Stored data
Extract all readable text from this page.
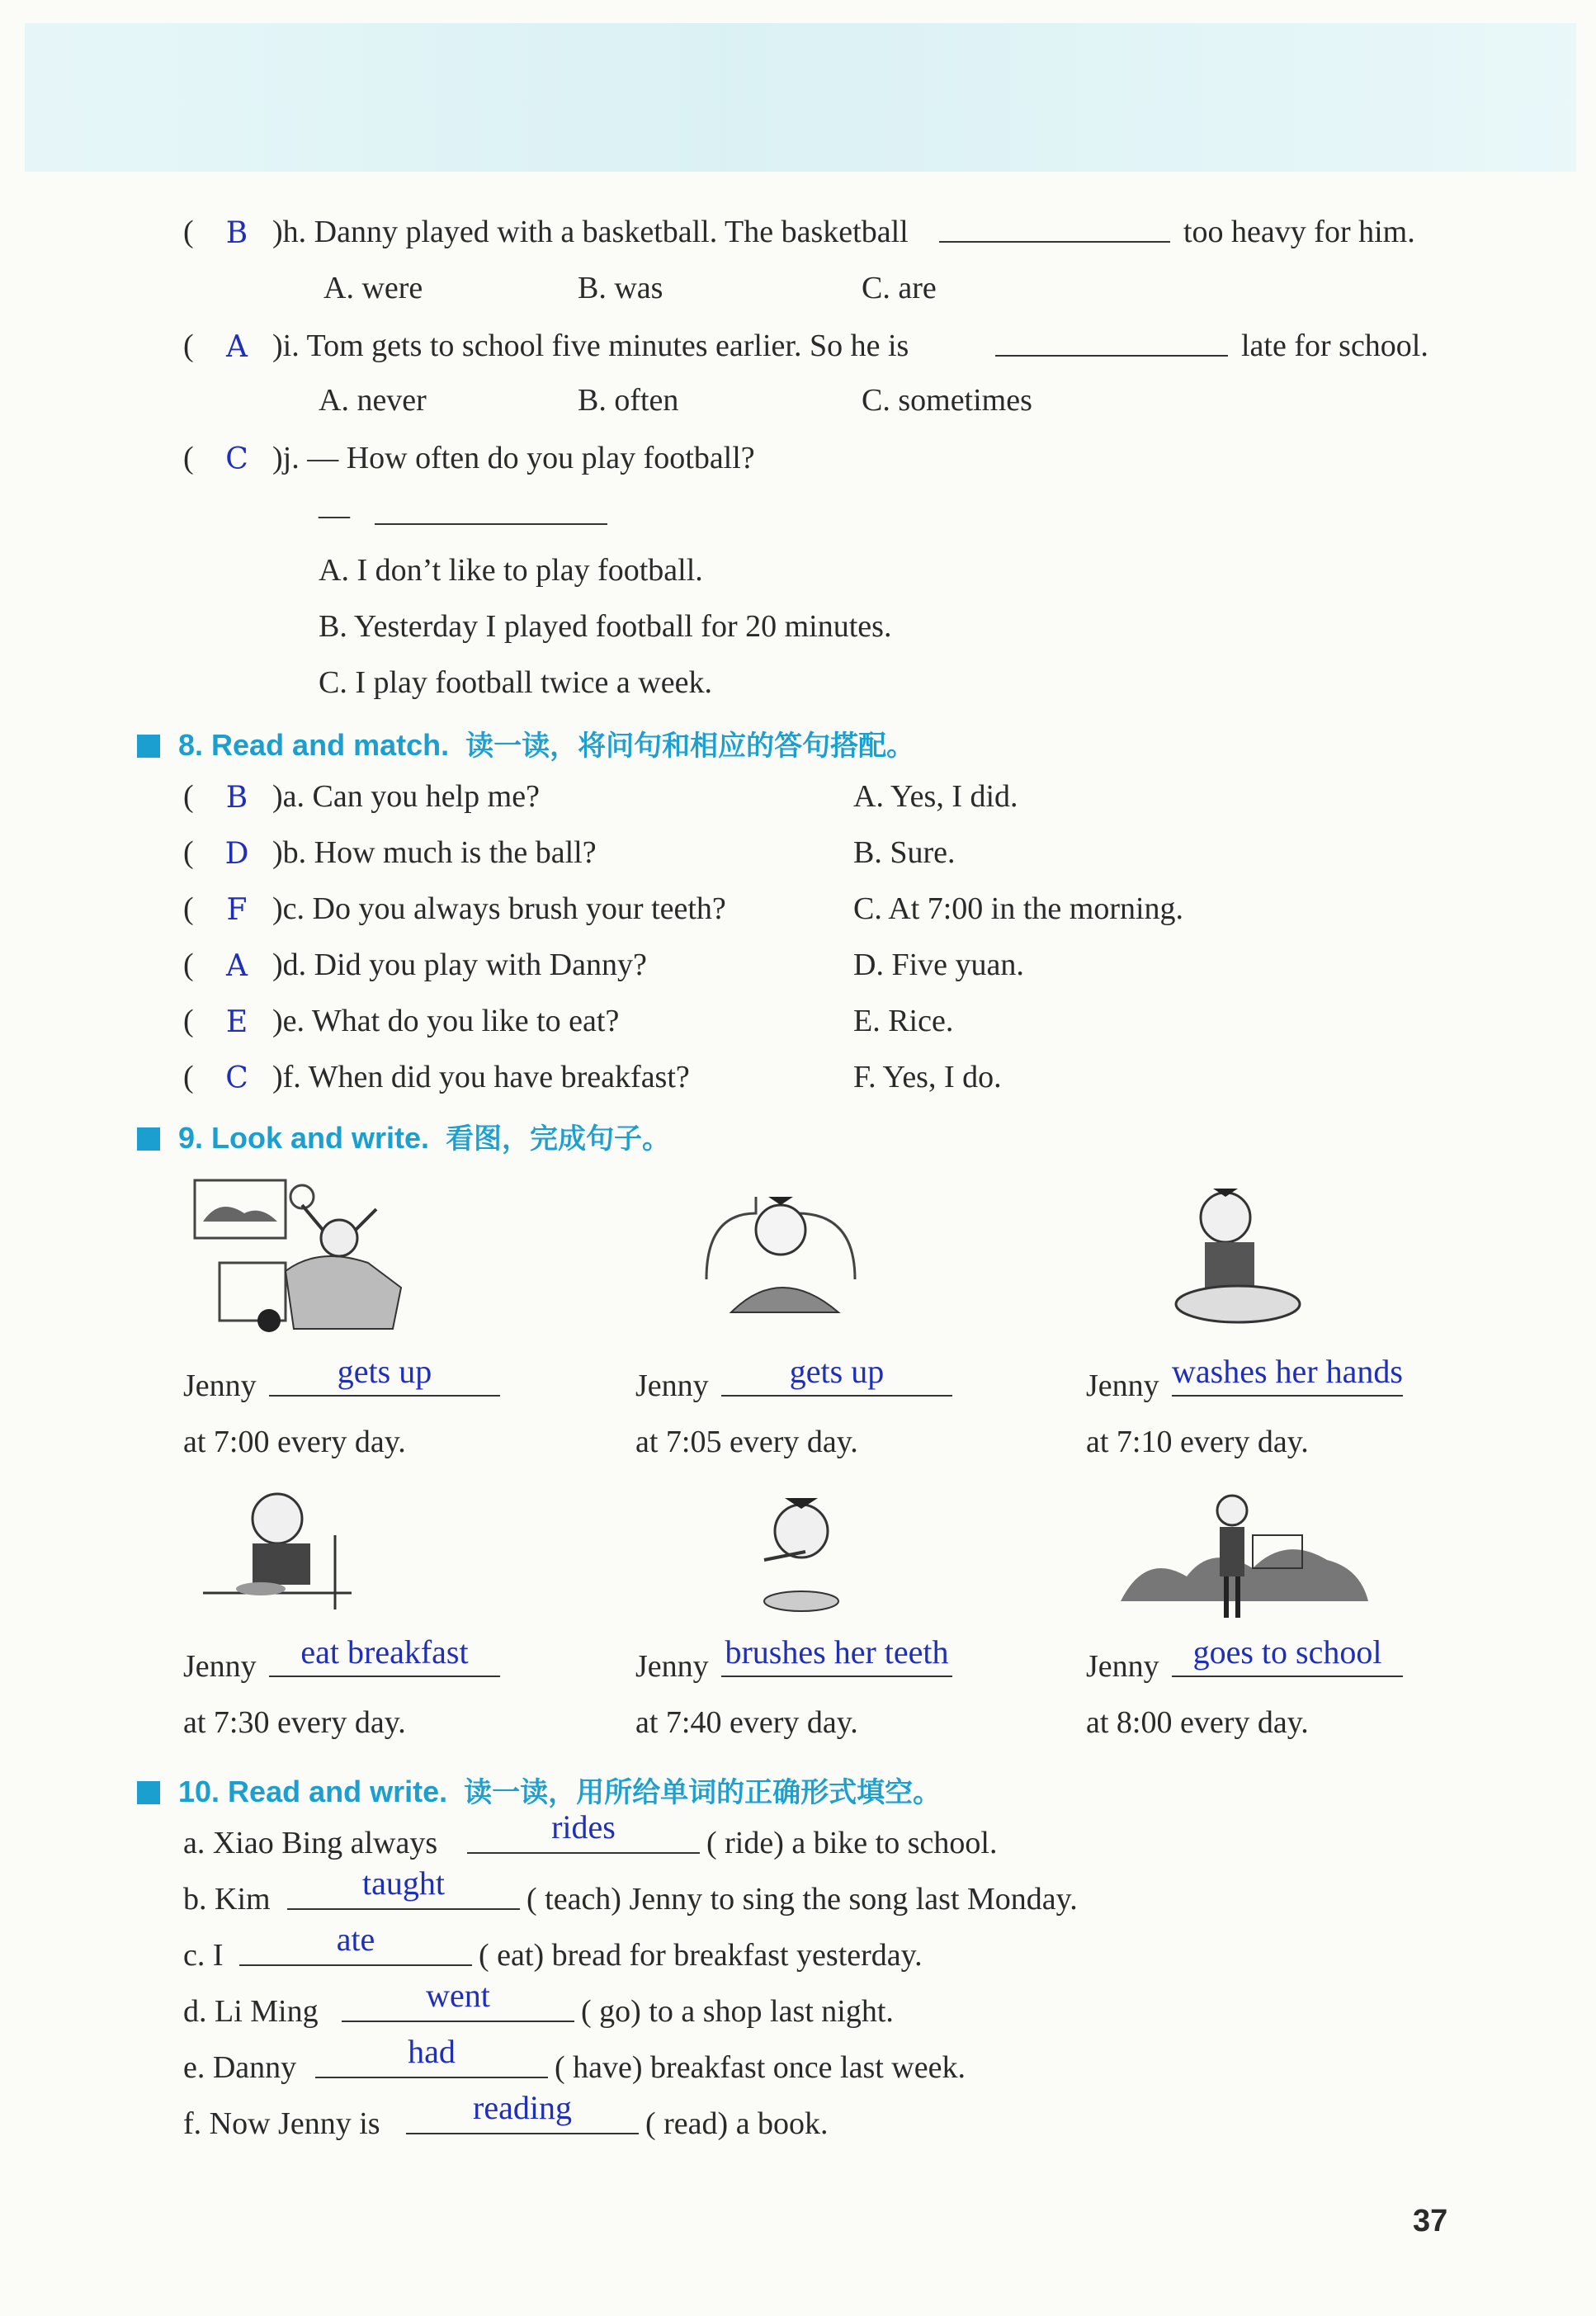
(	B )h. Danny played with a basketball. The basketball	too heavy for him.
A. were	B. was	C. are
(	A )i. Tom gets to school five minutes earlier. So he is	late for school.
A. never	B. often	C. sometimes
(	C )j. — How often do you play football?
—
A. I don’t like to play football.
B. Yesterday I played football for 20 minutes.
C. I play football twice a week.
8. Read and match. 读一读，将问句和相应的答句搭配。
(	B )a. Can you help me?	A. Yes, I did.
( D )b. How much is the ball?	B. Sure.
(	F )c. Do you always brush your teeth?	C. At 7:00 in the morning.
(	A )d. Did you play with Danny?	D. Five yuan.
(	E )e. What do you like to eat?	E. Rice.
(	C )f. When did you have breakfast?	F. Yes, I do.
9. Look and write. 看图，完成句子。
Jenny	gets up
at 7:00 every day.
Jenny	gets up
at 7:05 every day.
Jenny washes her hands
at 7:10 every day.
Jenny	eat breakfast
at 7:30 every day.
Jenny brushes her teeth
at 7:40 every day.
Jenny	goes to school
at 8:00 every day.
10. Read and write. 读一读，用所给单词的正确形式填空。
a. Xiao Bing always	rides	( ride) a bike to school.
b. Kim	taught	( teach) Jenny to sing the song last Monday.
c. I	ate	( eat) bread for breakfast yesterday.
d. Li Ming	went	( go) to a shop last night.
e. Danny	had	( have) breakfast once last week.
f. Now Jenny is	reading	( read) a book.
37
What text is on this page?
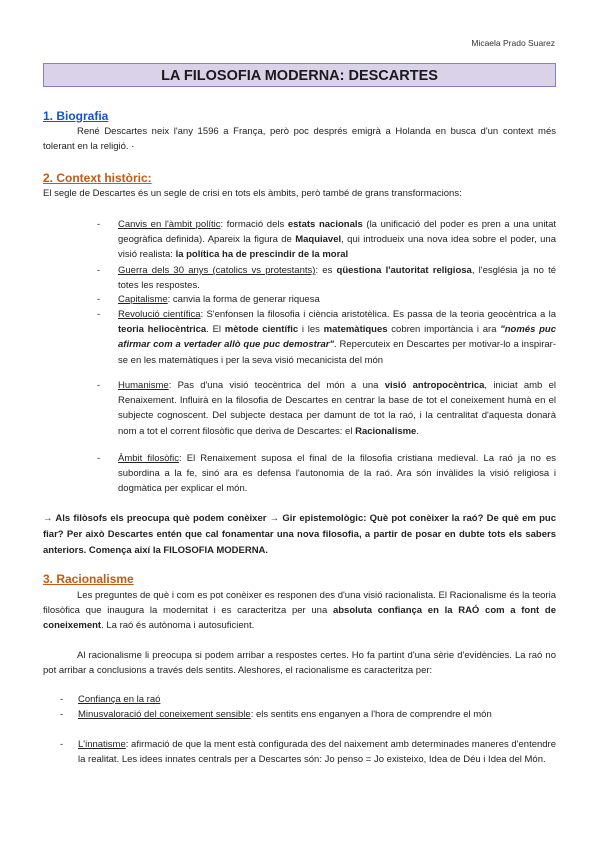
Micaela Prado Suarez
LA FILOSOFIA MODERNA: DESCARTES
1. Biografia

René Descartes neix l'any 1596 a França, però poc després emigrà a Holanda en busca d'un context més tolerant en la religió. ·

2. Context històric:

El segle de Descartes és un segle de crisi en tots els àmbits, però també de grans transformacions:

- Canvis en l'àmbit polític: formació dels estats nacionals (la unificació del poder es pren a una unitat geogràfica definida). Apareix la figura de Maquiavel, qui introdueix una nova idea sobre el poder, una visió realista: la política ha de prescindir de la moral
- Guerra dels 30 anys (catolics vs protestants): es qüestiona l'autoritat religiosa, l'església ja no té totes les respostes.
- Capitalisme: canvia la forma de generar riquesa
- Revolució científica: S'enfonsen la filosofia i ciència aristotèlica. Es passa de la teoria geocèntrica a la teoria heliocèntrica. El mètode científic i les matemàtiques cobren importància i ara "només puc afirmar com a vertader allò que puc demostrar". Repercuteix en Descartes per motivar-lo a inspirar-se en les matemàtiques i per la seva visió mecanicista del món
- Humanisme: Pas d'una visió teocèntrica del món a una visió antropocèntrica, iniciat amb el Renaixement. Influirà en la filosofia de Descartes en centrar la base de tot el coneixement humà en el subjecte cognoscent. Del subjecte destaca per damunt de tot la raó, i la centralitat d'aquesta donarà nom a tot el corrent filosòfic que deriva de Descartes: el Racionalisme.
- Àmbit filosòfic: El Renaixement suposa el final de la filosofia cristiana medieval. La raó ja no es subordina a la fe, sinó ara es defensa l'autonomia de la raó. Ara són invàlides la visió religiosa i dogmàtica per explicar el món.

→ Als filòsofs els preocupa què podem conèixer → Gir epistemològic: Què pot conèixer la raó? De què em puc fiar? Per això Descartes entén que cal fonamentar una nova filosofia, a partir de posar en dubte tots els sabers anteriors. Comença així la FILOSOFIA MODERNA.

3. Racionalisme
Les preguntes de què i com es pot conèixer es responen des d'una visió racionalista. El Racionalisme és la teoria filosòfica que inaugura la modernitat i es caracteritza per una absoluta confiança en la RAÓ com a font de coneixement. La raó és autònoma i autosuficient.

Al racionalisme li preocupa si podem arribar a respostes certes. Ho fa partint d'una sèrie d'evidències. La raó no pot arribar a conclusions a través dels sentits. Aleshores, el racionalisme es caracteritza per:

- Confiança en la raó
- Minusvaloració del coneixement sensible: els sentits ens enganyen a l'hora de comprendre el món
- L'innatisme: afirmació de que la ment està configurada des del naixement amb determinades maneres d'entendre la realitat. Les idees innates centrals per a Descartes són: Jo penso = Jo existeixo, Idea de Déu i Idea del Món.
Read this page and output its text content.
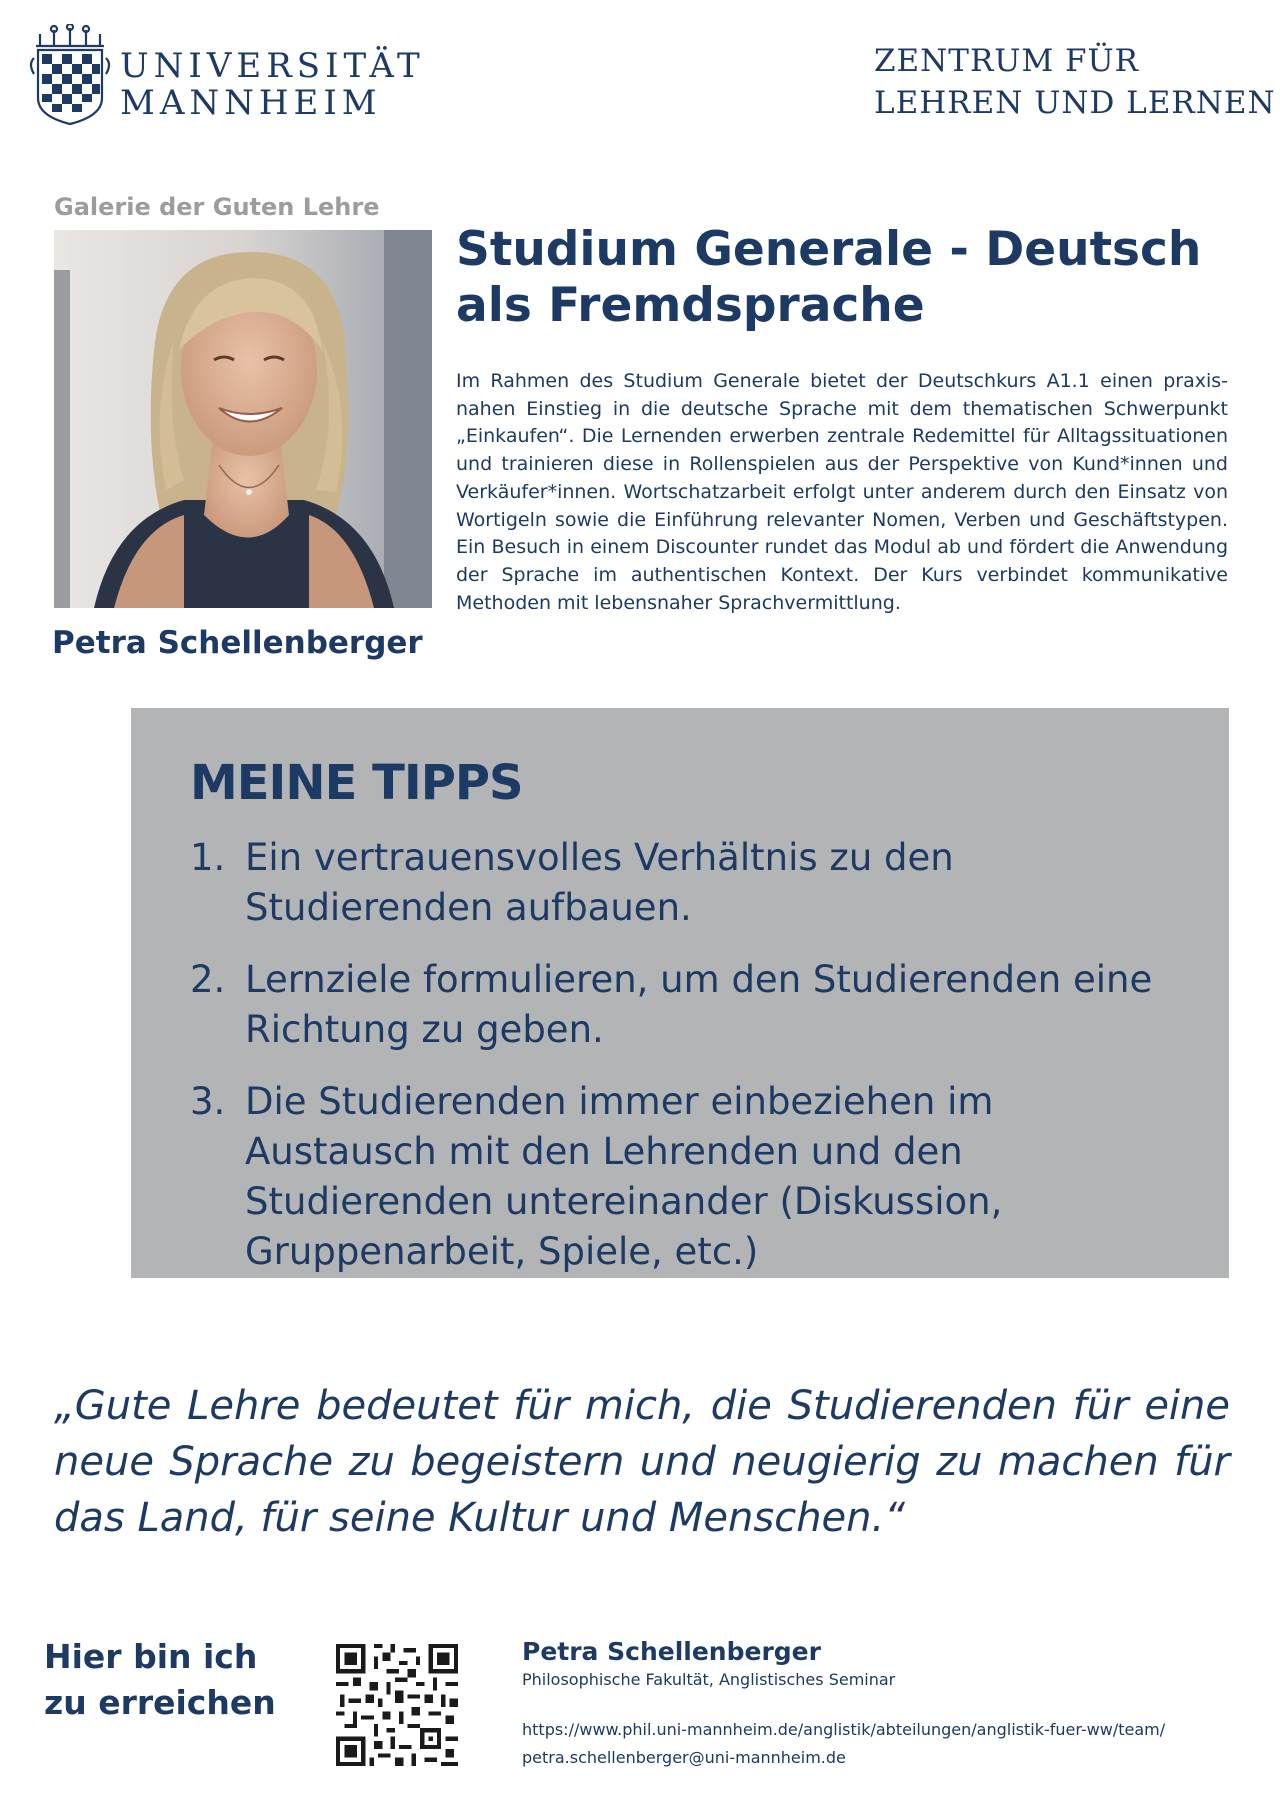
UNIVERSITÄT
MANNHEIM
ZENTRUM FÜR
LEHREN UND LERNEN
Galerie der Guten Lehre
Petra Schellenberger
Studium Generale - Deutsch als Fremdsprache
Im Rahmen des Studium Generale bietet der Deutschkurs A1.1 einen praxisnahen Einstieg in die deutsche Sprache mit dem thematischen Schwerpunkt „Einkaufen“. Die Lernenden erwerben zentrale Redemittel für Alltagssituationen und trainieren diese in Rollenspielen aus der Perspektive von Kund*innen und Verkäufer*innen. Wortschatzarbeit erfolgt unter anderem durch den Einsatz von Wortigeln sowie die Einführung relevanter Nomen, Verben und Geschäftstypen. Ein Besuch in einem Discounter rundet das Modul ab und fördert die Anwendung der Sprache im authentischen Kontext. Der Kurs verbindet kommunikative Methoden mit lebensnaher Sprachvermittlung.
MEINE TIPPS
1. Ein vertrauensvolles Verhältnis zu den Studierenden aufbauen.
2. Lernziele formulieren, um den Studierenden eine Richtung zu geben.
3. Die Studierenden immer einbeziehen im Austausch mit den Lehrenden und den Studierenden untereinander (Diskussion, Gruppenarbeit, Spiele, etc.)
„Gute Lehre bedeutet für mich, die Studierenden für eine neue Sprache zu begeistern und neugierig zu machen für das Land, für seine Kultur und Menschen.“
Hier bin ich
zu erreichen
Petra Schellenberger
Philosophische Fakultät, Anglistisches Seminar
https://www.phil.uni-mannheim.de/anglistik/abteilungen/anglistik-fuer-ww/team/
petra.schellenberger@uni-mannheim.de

What you need to do:
Read the data above. Pull out each line in which the string "have" appears.

Output for this task:
(	C )f. When did you have breakfast?	F. Yes, I do.
e. Danny	had	( have) breakfast once last week.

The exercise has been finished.